• **Request**: Every entry below should be printed exactly, without its images.

Start of Records for the exercise

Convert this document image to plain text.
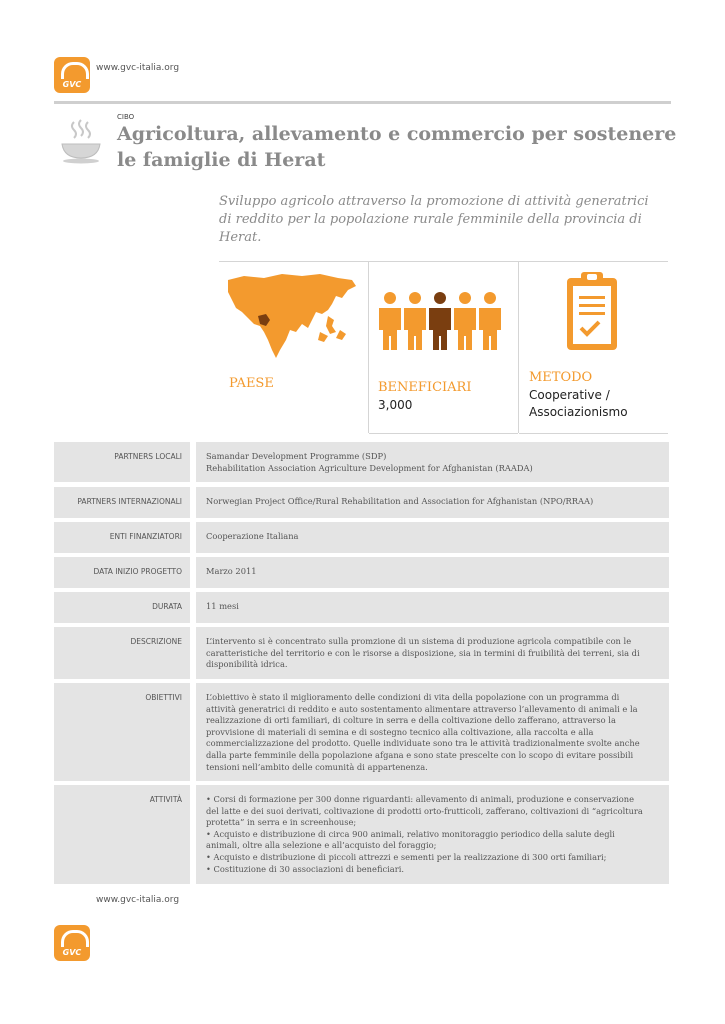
GVC
www.gvc-italia.org
CIBO
Agricoltura, allevamento e commercio per sostenere
le famiglie di Herat
Sviluppo agricolo attraverso la promozione di attività generatrici
di reddito per la popolazione rurale femminile della provincia di
Herat.
PAESE	BENEFICIARI
3,000
METODO
Cooperative /
Associazionismo
PARTNERS LOCALI	Samandar Development Programme (SDP)
Rehabilitation Association Agriculture Development for Afghanistan (RAADA)
PARTNERS INTERNAZIONALI	Norwegian Project Office/Rural Rehabilitation and Association for Afghanistan (NPO/RRAA)
ENTI FINANZIATORI	Cooperazione Italiana
DATA INIZIO PROGETTO	Marzo 2011
DURATA	11 mesi
DESCRIZIONE	L’intervento si è concentrato sulla promzione di un sistema di produzione agricola compatibile con le
caratteristiche del territorio e con le risorse a disposizione, sia in termini di fruibilità dei terreni, sia di
disponibilità idrica.
OBIETTIVI	L’obiettivo è stato il miglioramento delle condizioni di vita della popolazione con un programma di
attività generatrici di reddito e auto sostentamento alimentare attraverso l’allevamento di animali e la
realizzazione di orti familiari, di colture in serra e della coltivazione dello zafferano, attraverso la
provvisione di materiali di semina e di sostegno tecnico alla coltivazione, alla raccolta e alla
commercializzazione del prodotto. Quelle individuate sono tra le attività tradizionalmente svolte anche
dalla parte femminile della popolazione afgana e sono state prescelte con lo scopo di evitare possibili
tensioni nell’ambito delle comunità di appartenenza.
ATTIVITÀ	• Corsi di formazione per 300 donne riguardanti: allevamento di animali, produzione e conservazione
del latte e dei suoi derivati, coltivazione di prodotti orto-frutticoli, zafferano, coltivazioni di “agricoltura
protetta” in serra e in screenhouse;
• Acquisto e distribuzione di circa 900 animali, relativo monitoraggio periodico della salute degli
animali, oltre alla selezione e all’acquisto del foraggio;
• Acquisto e distribuzione di piccoli attrezzi e sementi per la realizzazione di 300 orti familiari;
• Costituzione di 30 associazioni di beneficiari.
GVC
www.gvc-italia.org
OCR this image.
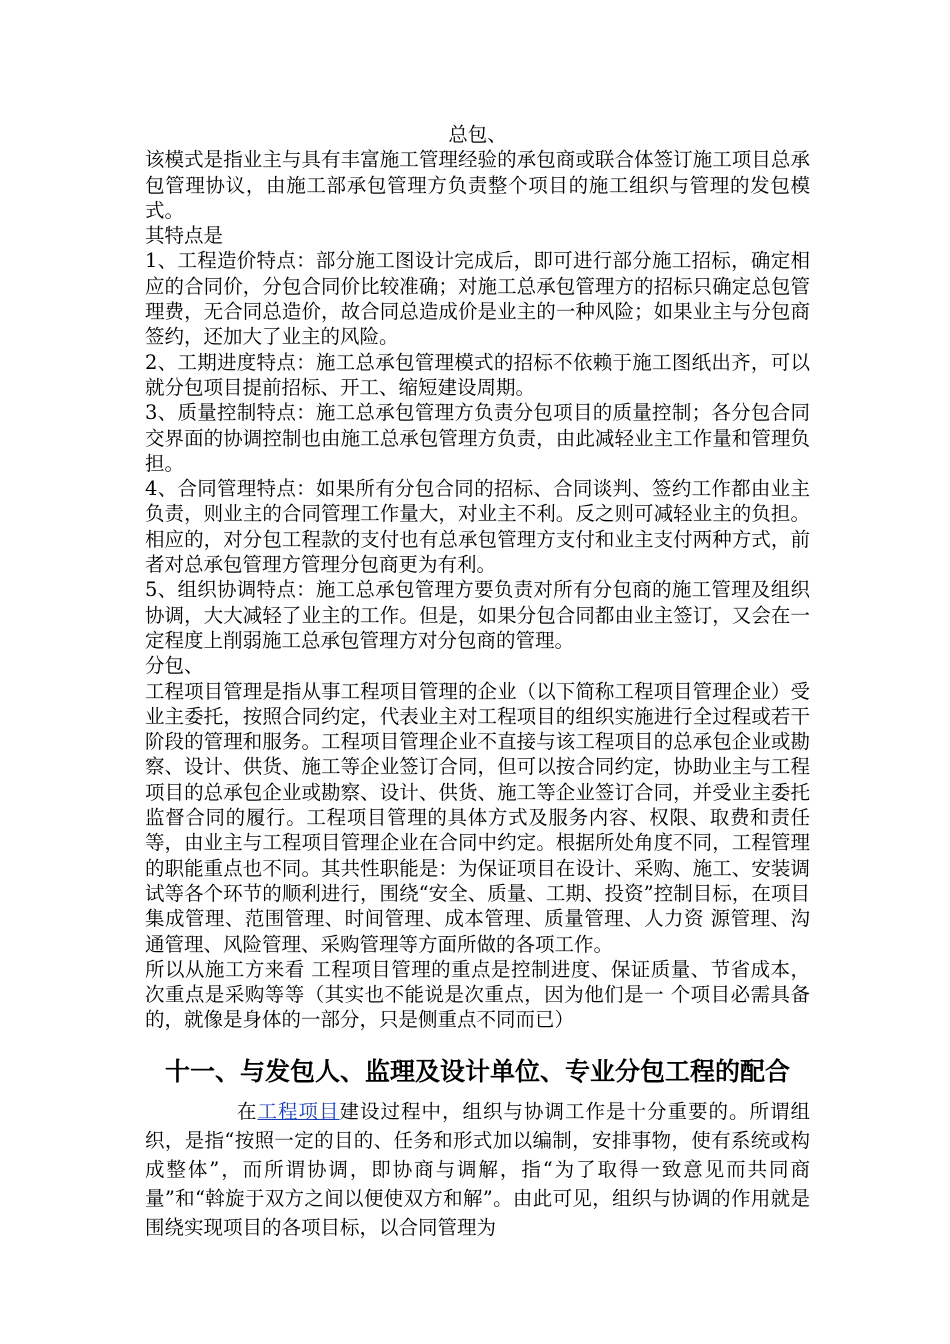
总包、

该模式是指业主与具有丰富施工管理经验的承包商或联合体签订施工项目总承包管理协议，由施工部承包管理方负责整个项目的施工组织与管理的发包模式。

其特点是

1、工程造价特点：部分施工图设计完成后，即可进行部分施工招标，确定相应的合同价，分包合同价比较准确；对施工总承包管理方的招标只确定总包管理费，无合同总造价，故合同总造成价是业主的一种风险；如果业主与分包商签约，还加大了业主的风险。

2、工期进度特点：施工总承包管理模式的招标不依赖于施工图纸出齐，可以就分包项目提前招标、开工、缩短建设周期。

3、质量控制特点：施工总承包管理方负责分包项目的质量控制；各分包合同交界面的协调控制也由施工总承包管理方负责，由此减轻业主工作量和管理负担。

4、合同管理特点：如果所有分包合同的招标、合同谈判、签约工作都由业主负责，则业主的合同管理工作量大，对业主不利。反之则可减轻业主的负担。相应的，对分包工程款的支付也有总承包管理方支付和业主支付两种方式，前者对总承包管理方管理分包商更为有利。

5、组织协调特点：施工总承包管理方要负责对所有分包商的施工管理及组织协调，大大减轻了业主的工作。但是，如果分包合同都由业主签订，又会在一定程度上削弱施工总承包管理方对分包商的管理。

分包、

工程项目管理是指从事工程项目管理的企业（以下简称工程项目管理企业）受业主委托，按照合同约定，代表业主对工程项目的组织实施进行全过程或若干阶段的管理和服务。工程项目管理企业不直接与该工程项目的总承包企业或勘察、设计、供货、施工等企业签订合同，但可以按合同约定，协助业主与工程项目的总承包企业或勘察、设计、供货、施工等企业签订合同，并受业主委托监督合同的履行。工程项目管理的具体方式及服务内容、权限、取费和责任等，由业主与工程项目管理企业在合同中约定。根据所处角度不同，工程管理的职能重点也不同。其共性职能是：为保证项目在设计、采购、施工、安装调试等各个环节的顺利进行，围绕“安全、质量、工期、投资”控制目标，在项目集成管理、范围管理、时间管理、成本管理、质量管理、人力资 源管理、沟通管理、风险管理、采购管理等方面所做的各项工作。

所以从施工方来看 工程项目管理的重点是控制进度、保证质量、节省成本，次重点是采购等等（其实也不能说是次重点，因为他们是一 个项目必需具备的，就像是身体的一部分，只是侧重点不同而已）

十一、与发包人、监理及设计单位、专业分包工程的配合

在工程项目建设过程中，组织与协调工作是十分重要的。所谓组织，是指“按照一定的目的、任务和形式加以编制，安排事物，使有系统或构成整体”，而所谓协调，即协商与调解，指“为了取得一致意见而共同商量”和“斡旋于双方之间以便使双方和解”。由此可见，组织与协调的作用就是围绕实现项目的各项目标，以合同管理为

End of Records for the exercise

• **Written reply**:
Convert this document image to plain text.
GVC
www.gvc-italia.org
CIBO
Agricoltura, allevamento e commercio per sostenere
le famiglie di Herat
Sviluppo agricolo attraverso la promozione di attività generatrici
di reddito per la popolazione rurale femminile della provincia di
Herat.
PAESE	BENEFICIARI
3,000
METODO
Cooperative /
Associazionismo
PARTNERS LOCALI	Samandar Development Programme (SDP)
Rehabilitation Association Agriculture Development for Afghanistan (RAADA)
PARTNERS INTERNAZIONALI	Norwegian Project Office/Rural Rehabilitation and Association for Afghanistan (NPO/RRAA)
ENTI FINANZIATORI	Cooperazione Italiana
DATA INIZIO PROGETTO	Marzo 2011
DURATA	11 mesi
DESCRIZIONE	L’intervento si è concentrato sulla promzione di un sistema di produzione agricola compatibile con le
caratteristiche del territorio e con le risorse a disposizione, sia in termini di fruibilità dei terreni, sia di
disponibilità idrica.
OBIETTIVI	L’obiettivo è stato il miglioramento delle condizioni di vita della popolazione con un programma di
attività generatrici di reddito e auto sostentamento alimentare attraverso l’allevamento di animali e la
realizzazione di orti familiari, di colture in serra e della coltivazione dello zafferano, attraverso la
provvisione di materiali di semina e di sostegno tecnico alla coltivazione, alla raccolta e alla
commercializzazione del prodotto. Quelle individuate sono tra le attività tradizionalmente svolte anche
dalla parte femminile della popolazione afgana e sono state prescelte con lo scopo di evitare possibili
tensioni nell’ambito delle comunità di appartenenza.
ATTIVITÀ	• Corsi di formazione per 300 donne riguardanti: allevamento di animali, produzione e conservazione
del latte e dei suoi derivati, coltivazione di prodotti orto-frutticoli, zafferano, coltivazioni di “agricoltura
protetta” in serra e in screenhouse;
• Acquisto e distribuzione di circa 900 animali, relativo monitoraggio periodico della salute degli
animali, oltre alla selezione e all’acquisto del foraggio;
• Acquisto e distribuzione di piccoli attrezzi e sementi per la realizzazione di 300 orti familiari;
• Costituzione di 30 associazioni di beneficiari.
GVC
www.gvc-italia.org
OCR this image.
总包、

该模式是指业主与具有丰富施工管理经验的承包商或联合体签订施工项目总承包管理协议，由施工部承包管理方负责整个项目的施工组织与管理的发包模式。

其特点是

1、工程造价特点：部分施工图设计完成后，即可进行部分施工招标，确定相应的合同价，分包合同价比较准确；对施工总承包管理方的招标只确定总包管理费，无合同总造价，故合同总造成价是业主的一种风险；如果业主与分包商签约，还加大了业主的风险。

2、工期进度特点：施工总承包管理模式的招标不依赖于施工图纸出齐，可以就分包项目提前招标、开工、缩短建设周期。

3、质量控制特点：施工总承包管理方负责分包项目的质量控制；各分包合同交界面的协调控制也由施工总承包管理方负责，由此减轻业主工作量和管理负担。

4、合同管理特点：如果所有分包合同的招标、合同谈判、签约工作都由业主负责，则业主的合同管理工作量大，对业主不利。反之则可减轻业主的负担。相应的，对分包工程款的支付也有总承包管理方支付和业主支付两种方式，前者对总承包管理方管理分包商更为有利。

5、组织协调特点：施工总承包管理方要负责对所有分包商的施工管理及组织协调，大大减轻了业主的工作。但是，如果分包合同都由业主签订，又会在一定程度上削弱施工总承包管理方对分包商的管理。

分包、

工程项目管理是指从事工程项目管理的企业（以下简称工程项目管理企业）受业主委托，按照合同约定，代表业主对工程项目的组织实施进行全过程或若干阶段的管理和服务。工程项目管理企业不直接与该工程项目的总承包企业或勘察、设计、供货、施工等企业签订合同，但可以按合同约定，协助业主与工程项目的总承包企业或勘察、设计、供货、施工等企业签订合同，并受业主委托监督合同的履行。工程项目管理的具体方式及服务内容、权限、取费和责任等，由业主与工程项目管理企业在合同中约定。根据所处角度不同，工程管理的职能重点也不同。其共性职能是：为保证项目在设计、采购、施工、安装调试等各个环节的顺利进行，围绕“安全、质量、工期、投资”控制目标，在项目集成管理、范围管理、时间管理、成本管理、质量管理、人力资 源管理、沟通管理、风险管理、采购管理等方面所做的各项工作。

所以从施工方来看 工程项目管理的重点是控制进度、保证质量、节省成本，次重点是采购等等（其实也不能说是次重点，因为他们是一 个项目必需具备的，就像是身体的一部分，只是侧重点不同而已）

十一、与发包人、监理及设计单位、专业分包工程的配合

在工程项目建设过程中，组织与协调工作是十分重要的。所谓组织，是指“按照一定的目的、任务和形式加以编制，安排事物，使有系统或构成整体”，而所谓协调，即协商与调解，指“为了取得一致意见而共同商量”和“斡旋于双方之间以便使双方和解”。由此可见，组织与协调的作用就是围绕实现项目的各项目标，以合同管理为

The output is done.